**GOAL:** Set down each entry exactly as given; pictures should not appear in the copy.
--
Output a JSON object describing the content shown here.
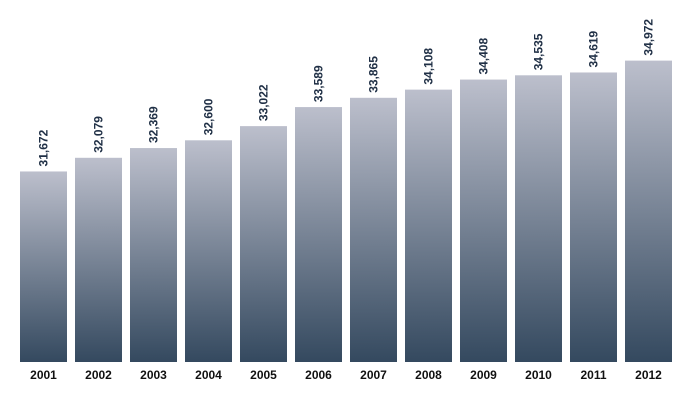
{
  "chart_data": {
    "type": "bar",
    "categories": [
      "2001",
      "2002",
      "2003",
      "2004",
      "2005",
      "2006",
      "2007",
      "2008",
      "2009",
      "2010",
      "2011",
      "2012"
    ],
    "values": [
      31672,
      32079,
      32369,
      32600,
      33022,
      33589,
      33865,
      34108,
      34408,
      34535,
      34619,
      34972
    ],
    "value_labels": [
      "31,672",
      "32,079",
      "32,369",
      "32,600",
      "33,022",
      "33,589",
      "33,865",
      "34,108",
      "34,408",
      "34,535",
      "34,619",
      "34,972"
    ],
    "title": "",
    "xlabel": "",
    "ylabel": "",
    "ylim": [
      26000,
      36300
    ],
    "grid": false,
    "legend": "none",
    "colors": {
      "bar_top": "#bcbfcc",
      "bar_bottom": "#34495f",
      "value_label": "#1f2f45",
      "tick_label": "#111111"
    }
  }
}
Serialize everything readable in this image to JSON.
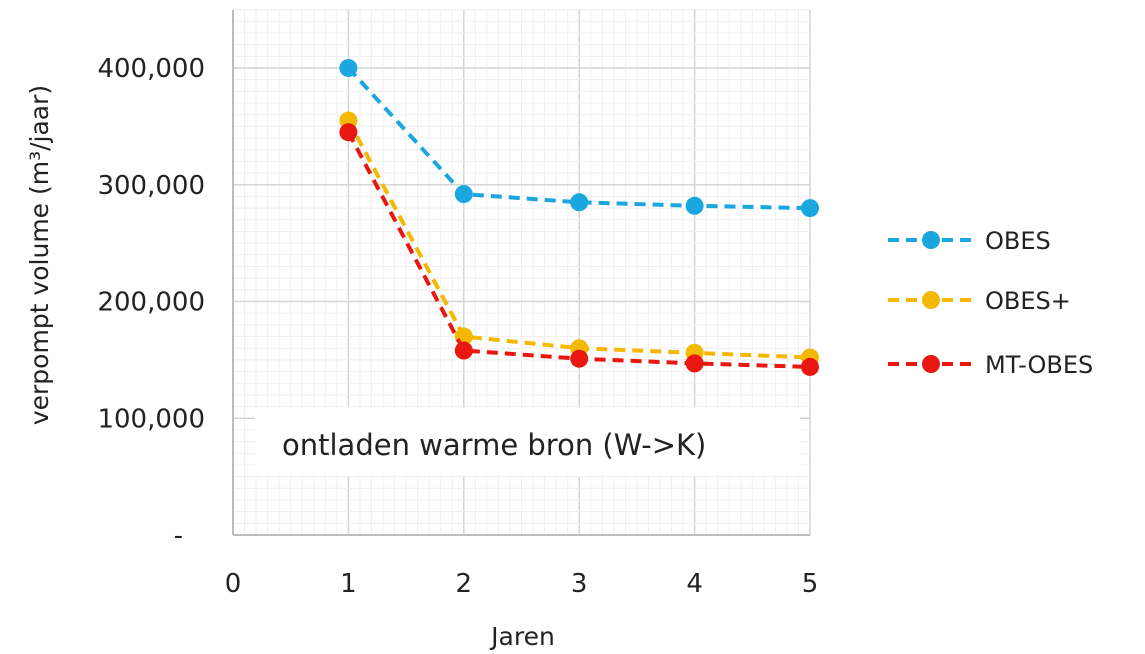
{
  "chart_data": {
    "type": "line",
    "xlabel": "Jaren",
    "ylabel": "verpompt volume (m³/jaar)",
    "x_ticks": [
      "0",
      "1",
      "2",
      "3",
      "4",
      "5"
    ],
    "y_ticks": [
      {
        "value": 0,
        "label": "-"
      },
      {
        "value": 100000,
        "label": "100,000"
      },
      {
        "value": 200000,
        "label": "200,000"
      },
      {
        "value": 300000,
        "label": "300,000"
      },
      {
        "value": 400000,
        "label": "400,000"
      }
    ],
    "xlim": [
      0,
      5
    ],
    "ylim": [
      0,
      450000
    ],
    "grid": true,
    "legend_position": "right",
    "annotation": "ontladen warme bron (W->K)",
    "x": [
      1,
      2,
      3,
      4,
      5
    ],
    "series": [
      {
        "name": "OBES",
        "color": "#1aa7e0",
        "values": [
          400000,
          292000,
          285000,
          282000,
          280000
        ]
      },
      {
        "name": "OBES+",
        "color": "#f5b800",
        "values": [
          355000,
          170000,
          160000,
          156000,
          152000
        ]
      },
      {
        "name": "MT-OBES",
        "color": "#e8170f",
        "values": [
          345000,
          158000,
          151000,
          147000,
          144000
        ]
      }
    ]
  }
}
--
**RIGHT ANSWER:**
Output a JSON object describing the content shown here.
{
  "chart_data": {
    "type": "bar",
    "categories": [
      "2001",
      "2002",
      "2003",
      "2004",
      "2005",
      "2006",
      "2007",
      "2008",
      "2009",
      "2010",
      "2011",
      "2012"
    ],
    "values": [
      31672,
      32079,
      32369,
      32600,
      33022,
      33589,
      33865,
      34108,
      34408,
      34535,
      34619,
      34972
    ],
    "value_labels": [
      "31,672",
      "32,079",
      "32,369",
      "32,600",
      "33,022",
      "33,589",
      "33,865",
      "34,108",
      "34,408",
      "34,535",
      "34,619",
      "34,972"
    ],
    "title": "",
    "xlabel": "",
    "ylabel": "",
    "ylim": [
      26000,
      36300
    ],
    "grid": false,
    "legend": "none",
    "colors": {
      "bar_top": "#bcbfcc",
      "bar_bottom": "#34495f",
      "value_label": "#1f2f45",
      "tick_label": "#111111"
    }
  }
}
Serialize everything readable in this image to JSON.
{
  "chart_data": {
    "type": "line",
    "xlabel": "Jaren",
    "ylabel": "verpompt volume (m³/jaar)",
    "x_ticks": [
      "0",
      "1",
      "2",
      "3",
      "4",
      "5"
    ],
    "y_ticks": [
      {
        "value": 0,
        "label": "-"
      },
      {
        "value": 100000,
        "label": "100,000"
      },
      {
        "value": 200000,
        "label": "200,000"
      },
      {
        "value": 300000,
        "label": "300,000"
      },
      {
        "value": 400000,
        "label": "400,000"
      }
    ],
    "xlim": [
      0,
      5
    ],
    "ylim": [
      0,
      450000
    ],
    "grid": true,
    "legend_position": "right",
    "annotation": "ontladen warme bron (W->K)",
    "x": [
      1,
      2,
      3,
      4,
      5
    ],
    "series": [
      {
        "name": "OBES",
        "color": "#1aa7e0",
        "values": [
          400000,
          292000,
          285000,
          282000,
          280000
        ]
      },
      {
        "name": "OBES+",
        "color": "#f5b800",
        "values": [
          355000,
          170000,
          160000,
          156000,
          152000
        ]
      },
      {
        "name": "MT-OBES",
        "color": "#e8170f",
        "values": [
          345000,
          158000,
          151000,
          147000,
          144000
        ]
      }
    ]
  }
}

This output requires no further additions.